Task to complete
Leave out the pictures and copy everything else below exactly.

** Begin Data in this exercise **

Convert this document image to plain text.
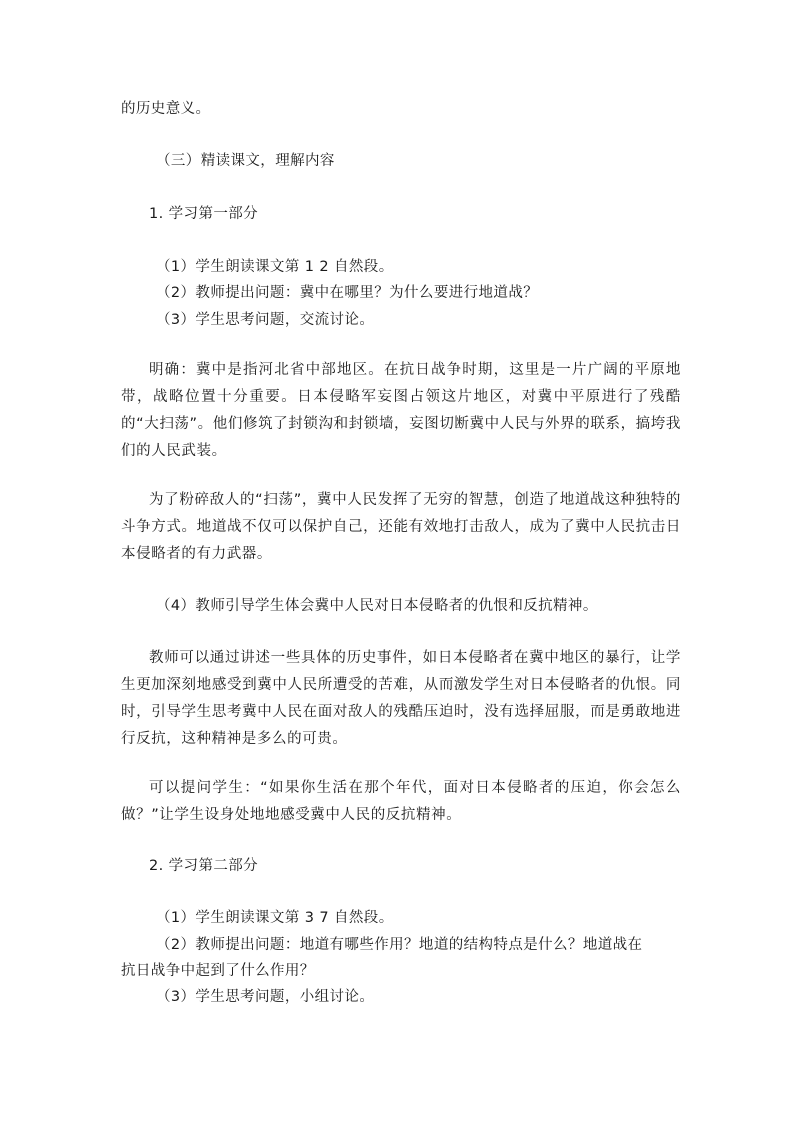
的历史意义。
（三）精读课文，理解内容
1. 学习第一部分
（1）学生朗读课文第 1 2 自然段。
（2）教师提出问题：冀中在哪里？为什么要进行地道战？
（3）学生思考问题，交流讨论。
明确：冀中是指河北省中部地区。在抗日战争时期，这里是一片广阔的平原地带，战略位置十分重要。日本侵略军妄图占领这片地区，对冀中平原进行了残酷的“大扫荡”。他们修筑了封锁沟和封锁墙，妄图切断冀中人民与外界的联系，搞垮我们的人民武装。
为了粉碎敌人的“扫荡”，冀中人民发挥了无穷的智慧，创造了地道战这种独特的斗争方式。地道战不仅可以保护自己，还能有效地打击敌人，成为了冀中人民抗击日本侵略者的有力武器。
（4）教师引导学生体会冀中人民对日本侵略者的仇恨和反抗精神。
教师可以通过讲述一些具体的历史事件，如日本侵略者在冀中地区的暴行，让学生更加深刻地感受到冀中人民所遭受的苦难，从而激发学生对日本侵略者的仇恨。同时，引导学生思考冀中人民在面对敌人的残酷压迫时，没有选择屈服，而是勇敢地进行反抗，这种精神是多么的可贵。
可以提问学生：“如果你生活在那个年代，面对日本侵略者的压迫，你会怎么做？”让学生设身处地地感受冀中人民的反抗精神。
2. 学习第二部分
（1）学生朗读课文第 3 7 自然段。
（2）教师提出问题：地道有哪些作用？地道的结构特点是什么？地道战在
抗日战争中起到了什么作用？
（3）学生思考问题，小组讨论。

** End Data in this exercise **

Expected answer
Convert this document image to plain text.
的历史意义。
（三）精读课文，理解内容
1. 学习第一部分
（1）学生朗读课文第 1 2 自然段。
（2）教师提出问题：冀中在哪里？为什么要进行地道战？
（3）学生思考问题，交流讨论。
明确：冀中是指河北省中部地区。在抗日战争时期，这里是一片广阔的平原地带，战略位置十分重要。日本侵略军妄图占领这片地区，对冀中平原进行了残酷的“大扫荡”。他们修筑了封锁沟和封锁墙，妄图切断冀中人民与外界的联系，搞垮我们的人民武装。
为了粉碎敌人的“扫荡”，冀中人民发挥了无穷的智慧，创造了地道战这种独特的斗争方式。地道战不仅可以保护自己，还能有效地打击敌人，成为了冀中人民抗击日本侵略者的有力武器。
（4）教师引导学生体会冀中人民对日本侵略者的仇恨和反抗精神。
教师可以通过讲述一些具体的历史事件，如日本侵略者在冀中地区的暴行，让学生更加深刻地感受到冀中人民所遭受的苦难，从而激发学生对日本侵略者的仇恨。同时，引导学生思考冀中人民在面对敌人的残酷压迫时，没有选择屈服，而是勇敢地进行反抗，这种精神是多么的可贵。
可以提问学生：“如果你生活在那个年代，面对日本侵略者的压迫，你会怎么做？”让学生设身处地地感受冀中人民的反抗精神。
2. 学习第二部分
（1）学生朗读课文第 3 7 自然段。
（2）教师提出问题：地道有哪些作用？地道的结构特点是什么？地道战在
抗日战争中起到了什么作用？
（3）学生思考问题，小组讨论。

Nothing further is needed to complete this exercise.